──────── Information given ────────

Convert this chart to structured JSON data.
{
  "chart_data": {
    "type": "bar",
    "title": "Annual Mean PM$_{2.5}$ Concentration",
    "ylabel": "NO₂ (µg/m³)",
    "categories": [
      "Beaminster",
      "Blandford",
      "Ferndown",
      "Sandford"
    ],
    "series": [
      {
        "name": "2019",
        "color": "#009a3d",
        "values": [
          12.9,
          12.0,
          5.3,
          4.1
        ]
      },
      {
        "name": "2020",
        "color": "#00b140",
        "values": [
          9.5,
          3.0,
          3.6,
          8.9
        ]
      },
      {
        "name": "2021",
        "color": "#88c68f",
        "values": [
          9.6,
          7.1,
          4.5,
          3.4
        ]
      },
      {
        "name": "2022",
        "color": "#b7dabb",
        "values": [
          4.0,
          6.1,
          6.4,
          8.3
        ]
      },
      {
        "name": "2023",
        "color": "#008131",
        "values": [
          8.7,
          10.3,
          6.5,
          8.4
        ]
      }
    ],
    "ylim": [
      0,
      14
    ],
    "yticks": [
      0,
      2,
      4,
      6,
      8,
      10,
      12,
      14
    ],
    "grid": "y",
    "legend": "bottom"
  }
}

────────

Identify all lines in the records above with the word "color".

        "color": "#009a3d",
        "color": "#00b140",
        "color": "#88c68f",
        "color": "#b7dabb",
        "color": "#008131",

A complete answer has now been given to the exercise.